• [WORK TO COMPLETE] All of the entries must be reproduced exactly, with no images carried over.

▼

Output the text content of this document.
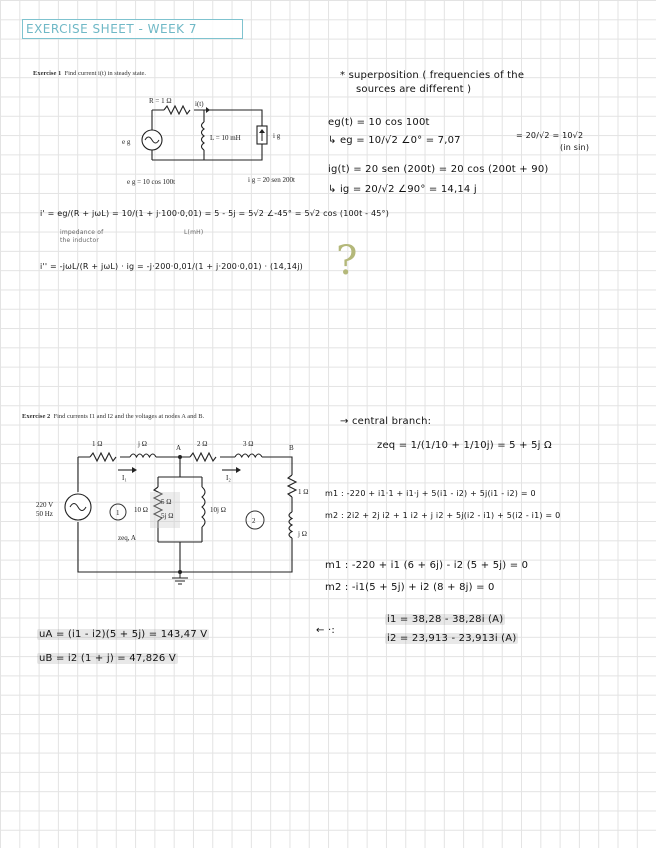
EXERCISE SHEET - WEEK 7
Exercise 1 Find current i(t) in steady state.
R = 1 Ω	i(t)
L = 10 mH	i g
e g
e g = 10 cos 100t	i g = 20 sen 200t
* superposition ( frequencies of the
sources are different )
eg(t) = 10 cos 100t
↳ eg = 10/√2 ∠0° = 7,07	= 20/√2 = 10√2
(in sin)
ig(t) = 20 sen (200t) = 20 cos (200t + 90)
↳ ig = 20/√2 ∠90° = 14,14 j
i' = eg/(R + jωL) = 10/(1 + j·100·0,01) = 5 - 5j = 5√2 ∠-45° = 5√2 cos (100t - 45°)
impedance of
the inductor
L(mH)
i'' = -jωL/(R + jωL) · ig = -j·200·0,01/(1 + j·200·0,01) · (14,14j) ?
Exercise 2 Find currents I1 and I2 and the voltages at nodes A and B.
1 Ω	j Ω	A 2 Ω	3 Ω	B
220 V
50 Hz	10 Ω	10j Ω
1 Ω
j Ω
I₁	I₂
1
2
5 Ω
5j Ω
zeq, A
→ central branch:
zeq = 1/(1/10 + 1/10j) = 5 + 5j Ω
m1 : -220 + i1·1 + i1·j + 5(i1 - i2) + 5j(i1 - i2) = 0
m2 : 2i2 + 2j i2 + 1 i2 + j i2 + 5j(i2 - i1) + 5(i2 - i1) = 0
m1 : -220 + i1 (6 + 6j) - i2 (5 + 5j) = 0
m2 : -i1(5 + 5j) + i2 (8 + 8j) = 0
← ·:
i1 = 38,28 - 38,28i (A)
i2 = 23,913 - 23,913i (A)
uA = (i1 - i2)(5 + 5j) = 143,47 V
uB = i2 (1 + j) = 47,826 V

▲

• [SOLVED PROBLEM]
Output the text content of this document.
EXERCISE SHEET - WEEK 7
Exercise 1 Find current i(t) in steady state.
R = 1 Ω	i(t)
L = 10 mH	i g
e g
e g = 10 cos 100t	i g = 20 sen 200t
* superposition ( frequencies of the
sources are different )
eg(t) = 10 cos 100t
↳ eg = 10/√2 ∠0° = 7,07	= 20/√2 = 10√2
(in sin)
ig(t) = 20 sen (200t) = 20 cos (200t + 90)
↳ ig = 20/√2 ∠90° = 14,14 j
i' = eg/(R + jωL) = 10/(1 + j·100·0,01) = 5 - 5j = 5√2 ∠-45° = 5√2 cos (100t - 45°)
impedance of
the inductor
L(mH)
i'' = -jωL/(R + jωL) · ig = -j·200·0,01/(1 + j·200·0,01) · (14,14j) ?
Exercise 2 Find currents I1 and I2 and the voltages at nodes A and B.
1 Ω	j Ω	A 2 Ω	3 Ω	B
220 V
50 Hz	10 Ω	10j Ω
1 Ω
j Ω
I₁	I₂
1
2
5 Ω
5j Ω
zeq, A
→ central branch:
zeq = 1/(1/10 + 1/10j) = 5 + 5j Ω
m1 : -220 + i1·1 + i1·j + 5(i1 - i2) + 5j(i1 - i2) = 0
m2 : 2i2 + 2j i2 + 1 i2 + j i2 + 5j(i2 - i1) + 5(i2 - i1) = 0
m1 : -220 + i1 (6 + 6j) - i2 (5 + 5j) = 0
m2 : -i1(5 + 5j) + i2 (8 + 8j) = 0
← ·:
i1 = 38,28 - 38,28i (A)
i2 = 23,913 - 23,913i (A)
uA = (i1 - i2)(5 + 5j) = 143,47 V
uB = i2 (1 + j) = 47,826 V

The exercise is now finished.